:: Supplied data ::
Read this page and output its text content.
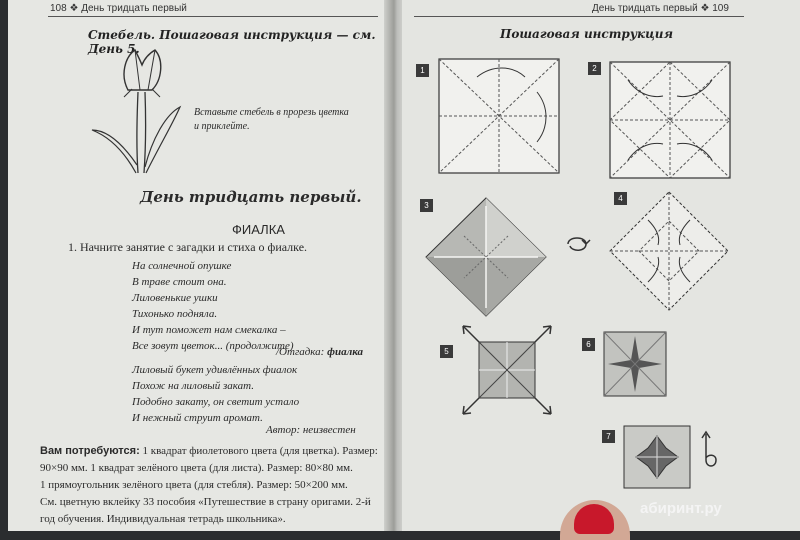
108 ❖ День тридцать первый
Стебель. Пошаговая инструкция — см. День 5.
Вставьте стебель в прорезь цветка
и приклейте.
День тридцать первый.
ФИАЛКА
1. Начните занятие с загадки и стиха о фиалке.
На солнечной опушке
В траве стоит она.
Лиловенькие ушки
Тихонько подняла.
И тут поможет нам смекалка –
Все зовут цветок... (продолжите)
/Отгадка: фиалка
Лиловый букет удивлённых фиалок
Похож на лиловый закат.
Подобно закату, он светит устало
И нежный струит аромат.
Автор: неизвестен
Вам потребуются: 1 квадрат фиолетового цвета (для цветка). Размер:
90×90 мм. 1 квадрат зелёного цвета (для листа). Размер: 80×80 мм.
1 прямоугольник зелёного цвета (для стебля). Размер: 50×200 мм.
См. цветную вклейку 33 пособия «Путешествие в страну оригами. 2-й
год обучения. Индивидуальная тетрадь школьника».
День тридцать первый ❖ 109
Пошаговая инструкция
1	2
3
4
5
6
7
абиринт.ру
:::
§ **Written exercise**
Leave images out of the retyped records; keep all else exact.

§ **Completed exercise**
Read this page and output its text content.
108 ❖ День тридцать первый
Стебель. Пошаговая инструкция — см. День 5.
Вставьте стебель в прорезь цветка
и приклейте.
День тридцать первый.
ФИАЛКА
1. Начните занятие с загадки и стиха о фиалке.
На солнечной опушке
В траве стоит она.
Лиловенькие ушки
Тихонько подняла.
И тут поможет нам смекалка –
Все зовут цветок... (продолжите)
/Отгадка: фиалка
Лиловый букет удивлённых фиалок
Похож на лиловый закат.
Подобно закату, он светит устало
И нежный струит аромат.
Автор: неизвестен
Вам потребуются: 1 квадрат фиолетового цвета (для цветка). Размер:
90×90 мм. 1 квадрат зелёного цвета (для листа). Размер: 80×80 мм.
1 прямоугольник зелёного цвета (для стебля). Размер: 50×200 мм.
См. цветную вклейку 33 пособия «Путешествие в страну оригами. 2-й
год обучения. Индивидуальная тетрадь школьника».
День тридцать первый ❖ 109
Пошаговая инструкция
1	2
3
4
5
6
7
абиринт.ру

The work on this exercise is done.